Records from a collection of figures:
>>>

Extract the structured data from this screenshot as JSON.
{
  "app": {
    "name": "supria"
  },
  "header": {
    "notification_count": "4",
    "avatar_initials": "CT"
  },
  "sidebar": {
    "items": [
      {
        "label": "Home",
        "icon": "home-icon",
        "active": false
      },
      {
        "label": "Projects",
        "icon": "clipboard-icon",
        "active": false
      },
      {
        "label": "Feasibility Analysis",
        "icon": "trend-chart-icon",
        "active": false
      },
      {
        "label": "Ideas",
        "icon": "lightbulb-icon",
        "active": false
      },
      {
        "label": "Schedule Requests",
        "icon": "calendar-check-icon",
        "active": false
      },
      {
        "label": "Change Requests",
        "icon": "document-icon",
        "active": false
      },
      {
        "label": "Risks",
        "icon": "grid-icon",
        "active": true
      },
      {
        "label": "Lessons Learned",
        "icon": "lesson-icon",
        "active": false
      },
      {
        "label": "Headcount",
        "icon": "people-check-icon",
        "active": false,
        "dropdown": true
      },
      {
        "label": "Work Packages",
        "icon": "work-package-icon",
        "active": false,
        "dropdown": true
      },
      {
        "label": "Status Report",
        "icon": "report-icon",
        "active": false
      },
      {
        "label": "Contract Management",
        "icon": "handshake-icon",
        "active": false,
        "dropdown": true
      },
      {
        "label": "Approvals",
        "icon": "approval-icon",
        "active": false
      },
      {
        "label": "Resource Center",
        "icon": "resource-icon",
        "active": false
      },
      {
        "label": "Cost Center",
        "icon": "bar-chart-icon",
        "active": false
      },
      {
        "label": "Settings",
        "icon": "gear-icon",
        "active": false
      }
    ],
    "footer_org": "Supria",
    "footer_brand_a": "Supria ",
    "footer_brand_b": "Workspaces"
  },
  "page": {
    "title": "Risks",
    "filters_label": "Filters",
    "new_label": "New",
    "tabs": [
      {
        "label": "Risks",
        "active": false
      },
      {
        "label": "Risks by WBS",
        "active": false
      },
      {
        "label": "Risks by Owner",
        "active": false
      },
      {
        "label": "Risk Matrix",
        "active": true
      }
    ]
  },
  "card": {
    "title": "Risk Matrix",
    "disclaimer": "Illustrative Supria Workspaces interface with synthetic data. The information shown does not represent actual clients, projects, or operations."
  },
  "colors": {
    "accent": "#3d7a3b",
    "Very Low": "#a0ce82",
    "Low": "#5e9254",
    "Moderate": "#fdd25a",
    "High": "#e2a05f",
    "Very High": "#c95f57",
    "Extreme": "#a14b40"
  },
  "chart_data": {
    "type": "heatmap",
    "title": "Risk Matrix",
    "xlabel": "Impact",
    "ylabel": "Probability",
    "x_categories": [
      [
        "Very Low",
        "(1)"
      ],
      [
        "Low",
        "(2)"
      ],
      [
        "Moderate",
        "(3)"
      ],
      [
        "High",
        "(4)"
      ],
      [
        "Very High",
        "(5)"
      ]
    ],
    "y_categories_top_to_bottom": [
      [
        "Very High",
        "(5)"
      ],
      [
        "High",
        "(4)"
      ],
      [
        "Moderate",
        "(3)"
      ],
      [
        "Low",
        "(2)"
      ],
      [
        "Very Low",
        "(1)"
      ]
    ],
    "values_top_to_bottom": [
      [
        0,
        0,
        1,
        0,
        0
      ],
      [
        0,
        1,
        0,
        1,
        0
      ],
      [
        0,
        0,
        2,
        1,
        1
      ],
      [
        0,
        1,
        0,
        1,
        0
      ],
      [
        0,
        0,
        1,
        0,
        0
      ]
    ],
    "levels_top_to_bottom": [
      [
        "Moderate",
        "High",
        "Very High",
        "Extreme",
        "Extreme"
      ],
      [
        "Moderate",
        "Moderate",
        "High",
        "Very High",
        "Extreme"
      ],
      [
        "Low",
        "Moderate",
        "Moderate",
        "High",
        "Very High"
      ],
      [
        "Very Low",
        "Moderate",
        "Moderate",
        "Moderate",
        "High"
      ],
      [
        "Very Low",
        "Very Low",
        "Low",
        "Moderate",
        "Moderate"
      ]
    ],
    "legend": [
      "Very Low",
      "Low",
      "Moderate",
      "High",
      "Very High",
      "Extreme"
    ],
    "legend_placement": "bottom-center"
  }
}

<<<

Repeat every line of the material exactly as given.

- [Answer to this task]
Extract the structured data from this screenshot as JSON.
{
  "app": {
    "name": "supria"
  },
  "header": {
    "notification_count": "4",
    "avatar_initials": "CT"
  },
  "sidebar": {
    "items": [
      {
        "label": "Home",
        "icon": "home-icon",
        "active": false
      },
      {
        "label": "Projects",
        "icon": "clipboard-icon",
        "active": false
      },
      {
        "label": "Feasibility Analysis",
        "icon": "trend-chart-icon",
        "active": false
      },
      {
        "label": "Ideas",
        "icon": "lightbulb-icon",
        "active": false
      },
      {
        "label": "Schedule Requests",
        "icon": "calendar-check-icon",
        "active": false
      },
      {
        "label": "Change Requests",
        "icon": "document-icon",
        "active": false
      },
      {
        "label": "Risks",
        "icon": "grid-icon",
        "active": true
      },
      {
        "label": "Lessons Learned",
        "icon": "lesson-icon",
        "active": false
      },
      {
        "label": "Headcount",
        "icon": "people-check-icon",
        "active": false,
        "dropdown": true
      },
      {
        "label": "Work Packages",
        "icon": "work-package-icon",
        "active": false,
        "dropdown": true
      },
      {
        "label": "Status Report",
        "icon": "report-icon",
        "active": false
      },
      {
        "label": "Contract Management",
        "icon": "handshake-icon",
        "active": false,
        "dropdown": true
      },
      {
        "label": "Approvals",
        "icon": "approval-icon",
        "active": false
      },
      {
        "label": "Resource Center",
        "icon": "resource-icon",
        "active": false
      },
      {
        "label": "Cost Center",
        "icon": "bar-chart-icon",
        "active": false
      },
      {
        "label": "Settings",
        "icon": "gear-icon",
        "active": false
      }
    ],
    "footer_org": "Supria",
    "footer_brand_a": "Supria ",
    "footer_brand_b": "Workspaces"
  },
  "page": {
    "title": "Risks",
    "filters_label": "Filters",
    "new_label": "New",
    "tabs": [
      {
        "label": "Risks",
        "active": false
      },
      {
        "label": "Risks by WBS",
        "active": false
      },
      {
        "label": "Risks by Owner",
        "active": false
      },
      {
        "label": "Risk Matrix",
        "active": true
      }
    ]
  },
  "card": {
    "title": "Risk Matrix",
    "disclaimer": "Illustrative Supria Workspaces interface with synthetic data. The information shown does not represent actual clients, projects, or operations."
  },
  "colors": {
    "accent": "#3d7a3b",
    "Very Low": "#a0ce82",
    "Low": "#5e9254",
    "Moderate": "#fdd25a",
    "High": "#e2a05f",
    "Very High": "#c95f57",
    "Extreme": "#a14b40"
  },
  "chart_data": {
    "type": "heatmap",
    "title": "Risk Matrix",
    "xlabel": "Impact",
    "ylabel": "Probability",
    "x_categories": [
      [
        "Very Low",
        "(1)"
      ],
      [
        "Low",
        "(2)"
      ],
      [
        "Moderate",
        "(3)"
      ],
      [
        "High",
        "(4)"
      ],
      [
        "Very High",
        "(5)"
      ]
    ],
    "y_categories_top_to_bottom": [
      [
        "Very High",
        "(5)"
      ],
      [
        "High",
        "(4)"
      ],
      [
        "Moderate",
        "(3)"
      ],
      [
        "Low",
        "(2)"
      ],
      [
        "Very Low",
        "(1)"
      ]
    ],
    "values_top_to_bottom": [
      [
        0,
        0,
        1,
        0,
        0
      ],
      [
        0,
        1,
        0,
        1,
        0
      ],
      [
        0,
        0,
        2,
        1,
        1
      ],
      [
        0,
        1,
        0,
        1,
        0
      ],
      [
        0,
        0,
        1,
        0,
        0
      ]
    ],
    "levels_top_to_bottom": [
      [
        "Moderate",
        "High",
        "Very High",
        "Extreme",
        "Extreme"
      ],
      [
        "Moderate",
        "Moderate",
        "High",
        "Very High",
        "Extreme"
      ],
      [
        "Low",
        "Moderate",
        "Moderate",
        "High",
        "Very High"
      ],
      [
        "Very Low",
        "Moderate",
        "Moderate",
        "Moderate",
        "High"
      ],
      [
        "Very Low",
        "Very Low",
        "Low",
        "Moderate",
        "Moderate"
      ]
    ],
    "legend": [
      "Very Low",
      "Low",
      "Moderate",
      "High",
      "Very High",
      "Extreme"
    ],
    "legend_placement": "bottom-center"
  }
}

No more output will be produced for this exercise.